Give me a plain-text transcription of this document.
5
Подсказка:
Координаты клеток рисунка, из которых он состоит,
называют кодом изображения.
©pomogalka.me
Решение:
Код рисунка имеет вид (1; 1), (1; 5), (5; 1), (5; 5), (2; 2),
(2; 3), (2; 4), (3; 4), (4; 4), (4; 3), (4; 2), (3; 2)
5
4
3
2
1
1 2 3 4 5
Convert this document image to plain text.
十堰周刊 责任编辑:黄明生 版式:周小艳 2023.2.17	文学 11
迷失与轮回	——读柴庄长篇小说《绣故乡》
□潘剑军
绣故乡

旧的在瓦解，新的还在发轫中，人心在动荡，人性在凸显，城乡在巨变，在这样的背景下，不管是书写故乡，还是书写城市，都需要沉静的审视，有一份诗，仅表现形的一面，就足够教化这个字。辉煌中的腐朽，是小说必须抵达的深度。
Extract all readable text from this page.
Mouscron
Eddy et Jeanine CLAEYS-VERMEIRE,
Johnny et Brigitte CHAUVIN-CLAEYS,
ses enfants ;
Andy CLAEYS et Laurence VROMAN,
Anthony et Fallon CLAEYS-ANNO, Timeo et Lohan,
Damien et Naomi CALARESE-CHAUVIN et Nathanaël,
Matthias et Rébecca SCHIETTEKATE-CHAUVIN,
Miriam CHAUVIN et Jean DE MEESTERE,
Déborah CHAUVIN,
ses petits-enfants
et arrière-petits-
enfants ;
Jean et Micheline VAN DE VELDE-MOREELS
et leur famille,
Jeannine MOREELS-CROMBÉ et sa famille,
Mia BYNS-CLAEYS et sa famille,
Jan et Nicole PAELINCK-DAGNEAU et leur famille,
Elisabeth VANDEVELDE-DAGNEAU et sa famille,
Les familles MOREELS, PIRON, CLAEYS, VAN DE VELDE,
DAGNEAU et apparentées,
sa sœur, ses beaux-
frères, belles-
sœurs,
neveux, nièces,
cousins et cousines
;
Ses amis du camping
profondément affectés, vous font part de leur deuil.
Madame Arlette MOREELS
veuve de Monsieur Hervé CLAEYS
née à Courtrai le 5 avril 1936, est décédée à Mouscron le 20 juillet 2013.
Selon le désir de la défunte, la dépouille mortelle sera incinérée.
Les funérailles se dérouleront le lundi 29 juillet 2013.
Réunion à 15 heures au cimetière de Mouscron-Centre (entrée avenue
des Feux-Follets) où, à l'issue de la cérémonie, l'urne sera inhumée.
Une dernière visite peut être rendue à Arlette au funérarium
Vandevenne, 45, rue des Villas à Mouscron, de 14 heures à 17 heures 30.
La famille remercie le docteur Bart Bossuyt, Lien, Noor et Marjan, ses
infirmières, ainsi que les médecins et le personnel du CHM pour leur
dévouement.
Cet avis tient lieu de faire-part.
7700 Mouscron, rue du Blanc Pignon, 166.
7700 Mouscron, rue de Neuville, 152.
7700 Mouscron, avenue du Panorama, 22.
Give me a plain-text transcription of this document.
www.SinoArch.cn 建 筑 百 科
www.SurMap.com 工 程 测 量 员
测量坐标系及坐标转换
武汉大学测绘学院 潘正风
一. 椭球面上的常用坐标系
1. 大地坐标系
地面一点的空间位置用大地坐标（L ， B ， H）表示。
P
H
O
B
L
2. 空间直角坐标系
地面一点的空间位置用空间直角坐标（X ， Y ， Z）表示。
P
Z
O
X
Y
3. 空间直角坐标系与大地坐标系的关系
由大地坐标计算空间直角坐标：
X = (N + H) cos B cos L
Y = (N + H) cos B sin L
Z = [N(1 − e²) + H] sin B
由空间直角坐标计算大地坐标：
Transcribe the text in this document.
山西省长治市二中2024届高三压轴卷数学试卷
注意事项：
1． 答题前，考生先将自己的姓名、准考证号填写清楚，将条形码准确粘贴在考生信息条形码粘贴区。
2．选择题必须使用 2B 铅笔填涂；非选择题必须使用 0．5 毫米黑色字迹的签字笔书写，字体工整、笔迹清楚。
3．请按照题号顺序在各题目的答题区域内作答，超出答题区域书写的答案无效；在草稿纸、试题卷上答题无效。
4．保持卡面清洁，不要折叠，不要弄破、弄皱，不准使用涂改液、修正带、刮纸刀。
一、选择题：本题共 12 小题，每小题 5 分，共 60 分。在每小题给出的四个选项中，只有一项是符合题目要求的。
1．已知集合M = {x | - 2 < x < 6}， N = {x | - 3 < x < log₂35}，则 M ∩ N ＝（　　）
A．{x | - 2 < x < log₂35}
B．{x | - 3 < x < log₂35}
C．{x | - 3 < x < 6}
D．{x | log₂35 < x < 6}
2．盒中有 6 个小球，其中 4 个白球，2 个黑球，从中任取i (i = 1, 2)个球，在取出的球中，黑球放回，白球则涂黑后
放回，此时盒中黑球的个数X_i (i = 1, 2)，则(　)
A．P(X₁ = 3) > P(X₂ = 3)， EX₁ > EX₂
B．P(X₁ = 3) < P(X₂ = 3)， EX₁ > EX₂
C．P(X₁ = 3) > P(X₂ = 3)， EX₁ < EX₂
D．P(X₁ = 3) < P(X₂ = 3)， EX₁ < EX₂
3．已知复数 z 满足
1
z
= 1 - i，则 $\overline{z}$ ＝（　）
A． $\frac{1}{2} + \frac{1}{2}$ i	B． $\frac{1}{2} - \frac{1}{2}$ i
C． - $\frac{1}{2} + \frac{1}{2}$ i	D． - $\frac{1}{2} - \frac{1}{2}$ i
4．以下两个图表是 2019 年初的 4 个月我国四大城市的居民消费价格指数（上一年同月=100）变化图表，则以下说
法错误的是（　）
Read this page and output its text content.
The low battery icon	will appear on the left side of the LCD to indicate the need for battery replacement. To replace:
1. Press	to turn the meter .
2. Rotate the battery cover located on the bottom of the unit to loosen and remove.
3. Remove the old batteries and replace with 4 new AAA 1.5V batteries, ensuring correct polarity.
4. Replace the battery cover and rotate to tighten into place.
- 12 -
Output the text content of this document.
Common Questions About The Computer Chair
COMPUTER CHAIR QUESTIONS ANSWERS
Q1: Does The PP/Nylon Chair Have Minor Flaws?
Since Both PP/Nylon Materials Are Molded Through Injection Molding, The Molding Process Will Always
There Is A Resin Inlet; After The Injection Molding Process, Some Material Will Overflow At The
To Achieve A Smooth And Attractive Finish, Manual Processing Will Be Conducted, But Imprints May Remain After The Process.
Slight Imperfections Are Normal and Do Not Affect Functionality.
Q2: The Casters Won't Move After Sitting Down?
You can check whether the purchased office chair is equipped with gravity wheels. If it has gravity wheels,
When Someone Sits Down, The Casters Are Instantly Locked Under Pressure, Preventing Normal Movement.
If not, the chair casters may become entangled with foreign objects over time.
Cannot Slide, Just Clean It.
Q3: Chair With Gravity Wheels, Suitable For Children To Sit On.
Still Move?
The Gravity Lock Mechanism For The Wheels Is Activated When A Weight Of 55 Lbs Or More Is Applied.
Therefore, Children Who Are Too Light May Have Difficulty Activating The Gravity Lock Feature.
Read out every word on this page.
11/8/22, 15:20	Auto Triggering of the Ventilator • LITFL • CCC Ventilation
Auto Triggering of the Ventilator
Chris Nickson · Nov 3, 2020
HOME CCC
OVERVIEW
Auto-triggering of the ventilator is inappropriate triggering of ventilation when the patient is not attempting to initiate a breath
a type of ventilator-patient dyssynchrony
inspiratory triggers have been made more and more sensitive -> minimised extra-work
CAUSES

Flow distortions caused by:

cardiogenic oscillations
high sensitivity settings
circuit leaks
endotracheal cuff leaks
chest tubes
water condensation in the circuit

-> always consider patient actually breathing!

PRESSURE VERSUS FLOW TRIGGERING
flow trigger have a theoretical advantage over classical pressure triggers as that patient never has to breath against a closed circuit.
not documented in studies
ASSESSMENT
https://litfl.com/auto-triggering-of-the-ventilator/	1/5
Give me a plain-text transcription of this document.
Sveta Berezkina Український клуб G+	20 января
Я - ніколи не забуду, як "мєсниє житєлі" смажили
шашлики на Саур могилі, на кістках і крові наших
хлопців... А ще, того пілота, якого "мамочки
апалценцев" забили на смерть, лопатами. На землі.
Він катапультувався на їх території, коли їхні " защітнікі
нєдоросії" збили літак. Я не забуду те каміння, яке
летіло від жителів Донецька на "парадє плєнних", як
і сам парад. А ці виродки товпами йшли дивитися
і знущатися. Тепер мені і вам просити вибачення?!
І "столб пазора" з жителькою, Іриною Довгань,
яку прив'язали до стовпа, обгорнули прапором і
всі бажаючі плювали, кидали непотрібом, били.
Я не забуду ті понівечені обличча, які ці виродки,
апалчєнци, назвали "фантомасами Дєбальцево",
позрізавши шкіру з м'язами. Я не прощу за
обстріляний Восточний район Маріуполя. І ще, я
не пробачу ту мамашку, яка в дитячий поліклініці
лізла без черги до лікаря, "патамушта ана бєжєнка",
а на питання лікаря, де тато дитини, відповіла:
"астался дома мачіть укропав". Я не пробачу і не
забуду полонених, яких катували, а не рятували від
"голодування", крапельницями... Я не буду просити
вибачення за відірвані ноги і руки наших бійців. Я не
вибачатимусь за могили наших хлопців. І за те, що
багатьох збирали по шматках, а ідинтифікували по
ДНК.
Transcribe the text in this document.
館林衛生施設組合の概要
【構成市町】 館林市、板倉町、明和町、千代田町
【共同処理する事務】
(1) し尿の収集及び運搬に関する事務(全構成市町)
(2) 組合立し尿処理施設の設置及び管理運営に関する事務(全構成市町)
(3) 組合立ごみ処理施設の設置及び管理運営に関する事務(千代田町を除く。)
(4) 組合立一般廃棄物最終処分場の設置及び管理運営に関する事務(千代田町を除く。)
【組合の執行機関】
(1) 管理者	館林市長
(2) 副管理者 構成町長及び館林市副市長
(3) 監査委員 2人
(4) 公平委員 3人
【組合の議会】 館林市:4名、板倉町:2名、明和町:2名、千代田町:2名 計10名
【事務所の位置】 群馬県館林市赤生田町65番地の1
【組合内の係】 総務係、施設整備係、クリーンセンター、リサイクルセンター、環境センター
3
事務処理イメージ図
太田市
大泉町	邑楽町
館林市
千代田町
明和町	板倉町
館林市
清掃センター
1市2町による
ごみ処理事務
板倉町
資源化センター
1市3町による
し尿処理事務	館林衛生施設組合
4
━━━━━━━━━━━━━━━━
• **Short exercise**
Identify every line where the string "Normal" appears.

• **Exercise solution**
Slight Imperfections Are Normal and Do Not Affect Functionality.
When Someone Sits Down, The Casters Are Instantly Locked Under Pressure, Preventing Normal Movement.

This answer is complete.